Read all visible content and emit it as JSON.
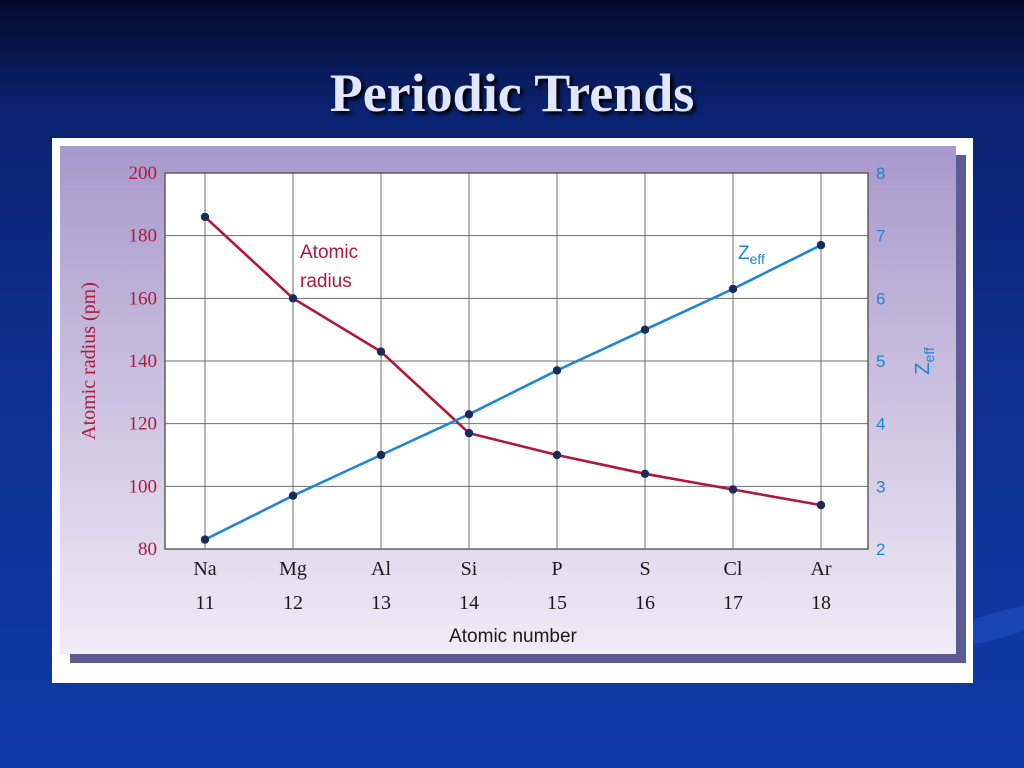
{
  "slide": {
    "title": "Periodic Trends"
  },
  "colors": {
    "radius_series": "#b0173a",
    "zeff_series": "#1d86d6",
    "point": "#1a2a5a",
    "panel_top": "#a898cc",
    "panel_bottom": "#f0ecf6",
    "grid": "#6e6e6e"
  },
  "chart_data": {
    "type": "line",
    "categories": [
      "Na",
      "Mg",
      "Al",
      "Si",
      "P",
      "S",
      "Cl",
      "Ar"
    ],
    "atomic_numbers": [
      "11",
      "12",
      "13",
      "14",
      "15",
      "16",
      "17",
      "18"
    ],
    "xlabel": "Atomic number",
    "ylabel_left": "Atomic radius (pm)",
    "ylabel_right": {
      "main": "Z",
      "sub": "eff"
    },
    "ylim_left": [
      80,
      200
    ],
    "ylim_right": [
      2,
      8
    ],
    "yticks_left": [
      80,
      100,
      120,
      140,
      160,
      180,
      200
    ],
    "yticks_right": [
      2,
      3,
      4,
      5,
      6,
      7,
      8
    ],
    "grid": true,
    "series": [
      {
        "label_lines": [
          "Atomic",
          "radius"
        ],
        "axis": "left",
        "values": [
          186,
          160,
          143,
          117,
          110,
          104,
          99,
          94
        ]
      },
      {
        "label": {
          "main": "Z",
          "sub": "eff"
        },
        "axis": "right",
        "values": [
          2.15,
          2.85,
          3.5,
          4.15,
          4.85,
          5.5,
          6.15,
          6.85
        ]
      }
    ]
  }
}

◇ ◇ ◇ ◇

- **Instructions for the task**
Quote the records above in full, dropping each picture.

- **Task solution**
Read all visible content and emit it as JSON.
{
  "slide": {
    "title": "Periodic Trends"
  },
  "colors": {
    "radius_series": "#b0173a",
    "zeff_series": "#1d86d6",
    "point": "#1a2a5a",
    "panel_top": "#a898cc",
    "panel_bottom": "#f0ecf6",
    "grid": "#6e6e6e"
  },
  "chart_data": {
    "type": "line",
    "categories": [
      "Na",
      "Mg",
      "Al",
      "Si",
      "P",
      "S",
      "Cl",
      "Ar"
    ],
    "atomic_numbers": [
      "11",
      "12",
      "13",
      "14",
      "15",
      "16",
      "17",
      "18"
    ],
    "xlabel": "Atomic number",
    "ylabel_left": "Atomic radius (pm)",
    "ylabel_right": {
      "main": "Z",
      "sub": "eff"
    },
    "ylim_left": [
      80,
      200
    ],
    "ylim_right": [
      2,
      8
    ],
    "yticks_left": [
      80,
      100,
      120,
      140,
      160,
      180,
      200
    ],
    "yticks_right": [
      2,
      3,
      4,
      5,
      6,
      7,
      8
    ],
    "grid": true,
    "series": [
      {
        "label_lines": [
          "Atomic",
          "radius"
        ],
        "axis": "left",
        "values": [
          186,
          160,
          143,
          117,
          110,
          104,
          99,
          94
        ]
      },
      {
        "label": {
          "main": "Z",
          "sub": "eff"
        },
        "axis": "right",
        "values": [
          2.15,
          2.85,
          3.5,
          4.15,
          4.85,
          5.5,
          6.15,
          6.85
        ]
      }
    ]
  }
}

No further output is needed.